(Collection entries)
——————

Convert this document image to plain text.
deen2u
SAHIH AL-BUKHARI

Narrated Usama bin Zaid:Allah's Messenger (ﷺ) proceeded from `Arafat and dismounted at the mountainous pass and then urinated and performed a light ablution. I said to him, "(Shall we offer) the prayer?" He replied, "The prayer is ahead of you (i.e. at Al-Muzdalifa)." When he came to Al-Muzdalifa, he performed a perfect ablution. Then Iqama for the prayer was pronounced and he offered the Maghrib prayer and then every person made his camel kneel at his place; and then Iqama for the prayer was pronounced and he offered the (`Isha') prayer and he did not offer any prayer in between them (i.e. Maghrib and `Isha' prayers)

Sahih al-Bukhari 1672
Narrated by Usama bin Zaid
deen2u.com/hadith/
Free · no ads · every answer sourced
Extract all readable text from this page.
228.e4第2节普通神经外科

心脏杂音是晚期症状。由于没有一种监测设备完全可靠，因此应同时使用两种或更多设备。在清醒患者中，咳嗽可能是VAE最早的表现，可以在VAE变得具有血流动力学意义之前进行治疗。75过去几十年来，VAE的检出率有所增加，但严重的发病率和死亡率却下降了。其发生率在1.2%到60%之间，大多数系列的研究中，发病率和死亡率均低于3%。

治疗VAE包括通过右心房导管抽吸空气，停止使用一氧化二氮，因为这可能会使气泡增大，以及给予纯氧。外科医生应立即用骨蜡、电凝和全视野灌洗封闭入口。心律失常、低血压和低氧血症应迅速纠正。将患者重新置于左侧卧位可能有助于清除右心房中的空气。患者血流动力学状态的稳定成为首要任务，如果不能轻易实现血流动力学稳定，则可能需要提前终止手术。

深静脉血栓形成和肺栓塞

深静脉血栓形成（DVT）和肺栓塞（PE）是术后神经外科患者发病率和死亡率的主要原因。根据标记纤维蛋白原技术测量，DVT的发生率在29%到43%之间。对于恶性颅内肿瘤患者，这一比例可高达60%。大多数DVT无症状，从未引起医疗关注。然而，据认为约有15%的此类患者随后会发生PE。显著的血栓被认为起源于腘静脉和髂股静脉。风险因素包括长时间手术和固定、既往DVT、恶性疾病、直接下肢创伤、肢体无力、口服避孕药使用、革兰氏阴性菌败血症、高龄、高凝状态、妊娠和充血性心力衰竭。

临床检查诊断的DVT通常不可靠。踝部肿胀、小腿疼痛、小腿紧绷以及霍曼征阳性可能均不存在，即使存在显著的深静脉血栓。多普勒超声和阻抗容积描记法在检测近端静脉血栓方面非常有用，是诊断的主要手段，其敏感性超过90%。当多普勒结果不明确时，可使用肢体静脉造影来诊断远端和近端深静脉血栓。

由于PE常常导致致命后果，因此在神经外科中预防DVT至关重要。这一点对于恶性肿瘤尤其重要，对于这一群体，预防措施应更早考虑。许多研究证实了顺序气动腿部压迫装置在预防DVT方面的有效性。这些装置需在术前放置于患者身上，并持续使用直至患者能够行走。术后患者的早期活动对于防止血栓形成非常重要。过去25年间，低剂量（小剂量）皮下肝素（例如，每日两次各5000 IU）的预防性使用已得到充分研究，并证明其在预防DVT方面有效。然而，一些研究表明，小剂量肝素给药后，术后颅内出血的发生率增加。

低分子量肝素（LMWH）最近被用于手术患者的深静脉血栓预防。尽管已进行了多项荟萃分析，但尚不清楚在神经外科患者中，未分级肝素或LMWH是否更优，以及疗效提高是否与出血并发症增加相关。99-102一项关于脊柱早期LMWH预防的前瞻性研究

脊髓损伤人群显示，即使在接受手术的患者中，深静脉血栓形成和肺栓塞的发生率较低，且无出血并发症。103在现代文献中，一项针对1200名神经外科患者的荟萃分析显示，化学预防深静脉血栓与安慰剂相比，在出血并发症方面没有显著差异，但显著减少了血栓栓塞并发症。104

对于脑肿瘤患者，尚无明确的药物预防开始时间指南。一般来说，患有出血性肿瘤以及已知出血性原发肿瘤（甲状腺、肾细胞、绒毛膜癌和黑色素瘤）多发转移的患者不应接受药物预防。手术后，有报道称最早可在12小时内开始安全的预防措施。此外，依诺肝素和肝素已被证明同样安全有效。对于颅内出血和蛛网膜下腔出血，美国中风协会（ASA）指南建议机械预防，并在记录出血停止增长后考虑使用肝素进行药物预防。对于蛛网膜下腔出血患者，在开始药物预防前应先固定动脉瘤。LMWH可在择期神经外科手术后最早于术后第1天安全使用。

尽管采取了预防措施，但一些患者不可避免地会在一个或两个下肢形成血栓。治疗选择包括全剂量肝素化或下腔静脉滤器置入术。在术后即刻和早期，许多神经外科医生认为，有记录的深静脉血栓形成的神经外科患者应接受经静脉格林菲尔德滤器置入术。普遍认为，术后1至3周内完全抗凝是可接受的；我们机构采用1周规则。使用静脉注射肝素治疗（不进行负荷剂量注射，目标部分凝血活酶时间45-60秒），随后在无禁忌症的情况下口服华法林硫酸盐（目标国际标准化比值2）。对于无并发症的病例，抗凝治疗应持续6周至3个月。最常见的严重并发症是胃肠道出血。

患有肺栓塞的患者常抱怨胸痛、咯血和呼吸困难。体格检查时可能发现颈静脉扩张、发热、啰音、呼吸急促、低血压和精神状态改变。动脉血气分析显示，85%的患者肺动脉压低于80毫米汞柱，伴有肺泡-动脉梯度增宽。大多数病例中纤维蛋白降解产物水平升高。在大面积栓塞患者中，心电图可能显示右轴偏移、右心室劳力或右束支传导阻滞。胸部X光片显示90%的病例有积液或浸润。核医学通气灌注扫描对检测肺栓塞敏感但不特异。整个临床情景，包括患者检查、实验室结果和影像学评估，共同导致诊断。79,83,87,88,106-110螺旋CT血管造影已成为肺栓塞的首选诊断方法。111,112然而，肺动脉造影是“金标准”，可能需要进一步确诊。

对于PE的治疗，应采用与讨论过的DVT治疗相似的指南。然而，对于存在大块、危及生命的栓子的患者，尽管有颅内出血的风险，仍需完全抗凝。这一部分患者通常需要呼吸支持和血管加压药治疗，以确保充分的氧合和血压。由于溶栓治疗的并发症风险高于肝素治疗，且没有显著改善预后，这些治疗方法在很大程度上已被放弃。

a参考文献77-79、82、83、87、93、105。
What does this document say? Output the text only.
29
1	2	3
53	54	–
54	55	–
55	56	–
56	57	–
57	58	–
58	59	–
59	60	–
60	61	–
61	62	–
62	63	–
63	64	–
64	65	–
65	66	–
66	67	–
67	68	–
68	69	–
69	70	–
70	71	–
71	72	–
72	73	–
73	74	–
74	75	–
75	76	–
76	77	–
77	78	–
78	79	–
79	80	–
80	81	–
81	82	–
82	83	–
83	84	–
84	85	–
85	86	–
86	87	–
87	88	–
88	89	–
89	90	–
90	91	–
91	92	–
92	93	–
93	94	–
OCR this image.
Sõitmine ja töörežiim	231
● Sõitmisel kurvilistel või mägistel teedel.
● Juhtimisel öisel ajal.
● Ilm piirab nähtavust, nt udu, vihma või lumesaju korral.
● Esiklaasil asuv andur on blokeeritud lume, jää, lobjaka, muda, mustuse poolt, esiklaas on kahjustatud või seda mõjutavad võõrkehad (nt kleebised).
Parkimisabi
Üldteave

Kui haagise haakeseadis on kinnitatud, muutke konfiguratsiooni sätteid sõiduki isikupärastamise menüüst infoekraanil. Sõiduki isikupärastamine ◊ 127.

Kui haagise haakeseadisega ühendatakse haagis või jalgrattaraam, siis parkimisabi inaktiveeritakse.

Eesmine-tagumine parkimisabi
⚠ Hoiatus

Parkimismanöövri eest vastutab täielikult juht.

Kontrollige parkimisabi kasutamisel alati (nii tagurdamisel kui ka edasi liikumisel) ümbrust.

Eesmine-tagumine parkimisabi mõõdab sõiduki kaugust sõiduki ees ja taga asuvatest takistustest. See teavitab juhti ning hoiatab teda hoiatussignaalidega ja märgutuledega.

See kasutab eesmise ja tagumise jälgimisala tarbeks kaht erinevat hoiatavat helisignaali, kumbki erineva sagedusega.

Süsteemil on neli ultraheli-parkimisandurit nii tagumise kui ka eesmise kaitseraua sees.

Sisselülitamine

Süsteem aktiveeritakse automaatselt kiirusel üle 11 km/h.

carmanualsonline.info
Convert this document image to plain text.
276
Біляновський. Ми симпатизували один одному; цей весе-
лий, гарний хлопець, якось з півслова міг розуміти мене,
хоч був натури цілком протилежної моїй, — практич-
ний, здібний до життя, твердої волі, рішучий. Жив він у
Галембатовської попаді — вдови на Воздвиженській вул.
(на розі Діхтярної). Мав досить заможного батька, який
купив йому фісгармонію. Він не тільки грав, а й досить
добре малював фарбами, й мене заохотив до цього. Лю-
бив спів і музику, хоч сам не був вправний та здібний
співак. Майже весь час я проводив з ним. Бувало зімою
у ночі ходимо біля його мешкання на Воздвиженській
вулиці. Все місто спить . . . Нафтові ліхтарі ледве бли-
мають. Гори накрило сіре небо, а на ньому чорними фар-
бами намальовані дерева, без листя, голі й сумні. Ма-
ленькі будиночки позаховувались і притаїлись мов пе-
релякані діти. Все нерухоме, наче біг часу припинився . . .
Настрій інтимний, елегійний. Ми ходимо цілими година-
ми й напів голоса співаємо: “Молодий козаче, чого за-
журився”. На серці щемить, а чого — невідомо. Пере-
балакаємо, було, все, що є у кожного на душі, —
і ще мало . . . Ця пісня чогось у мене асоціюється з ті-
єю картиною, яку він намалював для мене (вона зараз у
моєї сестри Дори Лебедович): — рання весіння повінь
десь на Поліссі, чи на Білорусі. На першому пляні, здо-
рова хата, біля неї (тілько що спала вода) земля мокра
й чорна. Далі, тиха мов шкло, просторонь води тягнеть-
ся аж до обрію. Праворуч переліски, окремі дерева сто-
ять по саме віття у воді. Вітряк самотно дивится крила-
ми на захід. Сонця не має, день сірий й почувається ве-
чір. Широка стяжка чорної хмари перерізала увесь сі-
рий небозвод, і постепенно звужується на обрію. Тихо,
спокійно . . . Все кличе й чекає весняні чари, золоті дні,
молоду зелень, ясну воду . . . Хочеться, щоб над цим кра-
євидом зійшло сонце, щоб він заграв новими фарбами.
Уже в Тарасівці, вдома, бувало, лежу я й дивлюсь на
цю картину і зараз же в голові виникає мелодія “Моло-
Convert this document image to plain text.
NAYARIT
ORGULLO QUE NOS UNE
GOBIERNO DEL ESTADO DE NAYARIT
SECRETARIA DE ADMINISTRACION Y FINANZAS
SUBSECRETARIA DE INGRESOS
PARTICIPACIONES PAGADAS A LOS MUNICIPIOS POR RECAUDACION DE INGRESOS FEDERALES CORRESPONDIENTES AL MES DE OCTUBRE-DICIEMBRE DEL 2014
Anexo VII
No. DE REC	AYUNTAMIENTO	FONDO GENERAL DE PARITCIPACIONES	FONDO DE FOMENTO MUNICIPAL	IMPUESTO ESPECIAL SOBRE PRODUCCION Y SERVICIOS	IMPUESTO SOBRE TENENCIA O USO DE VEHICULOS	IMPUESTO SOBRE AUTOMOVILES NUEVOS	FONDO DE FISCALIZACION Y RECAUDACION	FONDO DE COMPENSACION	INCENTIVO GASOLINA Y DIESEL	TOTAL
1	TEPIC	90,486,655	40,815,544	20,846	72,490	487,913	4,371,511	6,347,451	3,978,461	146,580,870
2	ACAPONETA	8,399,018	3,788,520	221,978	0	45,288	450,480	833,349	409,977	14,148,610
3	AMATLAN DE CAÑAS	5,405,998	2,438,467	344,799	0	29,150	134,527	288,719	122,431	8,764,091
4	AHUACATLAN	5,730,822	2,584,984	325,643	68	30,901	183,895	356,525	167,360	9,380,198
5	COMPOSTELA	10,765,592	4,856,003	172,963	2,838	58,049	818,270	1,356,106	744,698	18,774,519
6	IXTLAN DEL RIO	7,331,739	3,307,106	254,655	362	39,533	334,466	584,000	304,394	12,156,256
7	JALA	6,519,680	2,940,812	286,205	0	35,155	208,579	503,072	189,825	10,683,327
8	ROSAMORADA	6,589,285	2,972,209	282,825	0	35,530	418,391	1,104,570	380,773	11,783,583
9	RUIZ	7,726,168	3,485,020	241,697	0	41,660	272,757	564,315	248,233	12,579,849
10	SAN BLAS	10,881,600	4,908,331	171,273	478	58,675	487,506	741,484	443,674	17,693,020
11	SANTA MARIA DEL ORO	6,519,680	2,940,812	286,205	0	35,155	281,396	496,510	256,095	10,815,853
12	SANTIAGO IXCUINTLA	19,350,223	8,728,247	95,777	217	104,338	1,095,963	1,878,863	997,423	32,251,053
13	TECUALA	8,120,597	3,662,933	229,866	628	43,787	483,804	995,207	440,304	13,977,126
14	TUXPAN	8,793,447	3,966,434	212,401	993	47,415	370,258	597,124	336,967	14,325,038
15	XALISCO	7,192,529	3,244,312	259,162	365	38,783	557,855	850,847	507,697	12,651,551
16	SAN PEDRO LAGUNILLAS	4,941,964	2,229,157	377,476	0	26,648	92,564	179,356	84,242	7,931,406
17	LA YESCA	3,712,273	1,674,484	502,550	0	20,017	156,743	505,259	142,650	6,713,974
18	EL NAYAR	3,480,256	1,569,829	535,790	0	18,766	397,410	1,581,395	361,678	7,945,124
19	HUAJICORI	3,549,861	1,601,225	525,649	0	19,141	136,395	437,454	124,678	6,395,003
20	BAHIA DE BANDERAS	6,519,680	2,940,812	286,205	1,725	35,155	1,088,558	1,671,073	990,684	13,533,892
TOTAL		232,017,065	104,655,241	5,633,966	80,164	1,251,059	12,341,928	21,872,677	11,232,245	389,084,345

——————

What to produce »
Gather every line from the entries above where the word "TOTAL" appears, and copy them.

Task solution »
No. DE REC	AYUNTAMIENTO	FONDO GENERAL DE PARITCIPACIONES	FONDO DE FOMENTO MUNICIPAL	IMPUESTO ESPECIAL SOBRE PRODUCCION Y SERVICIOS	IMPUESTO SOBRE TENENCIA O USO DE VEHICULOS	IMPUESTO SOBRE AUTOMOVILES NUEVOS	FONDO DE FISCALIZACION Y RECAUDACION	FONDO DE COMPENSACION	INCENTIVO GASOLINA Y DIESEL	TOTAL
TOTAL		232,017,065	104,655,241	5,633,966	80,164	1,251,059	12,341,928	21,872,677	11,232,245	389,084,345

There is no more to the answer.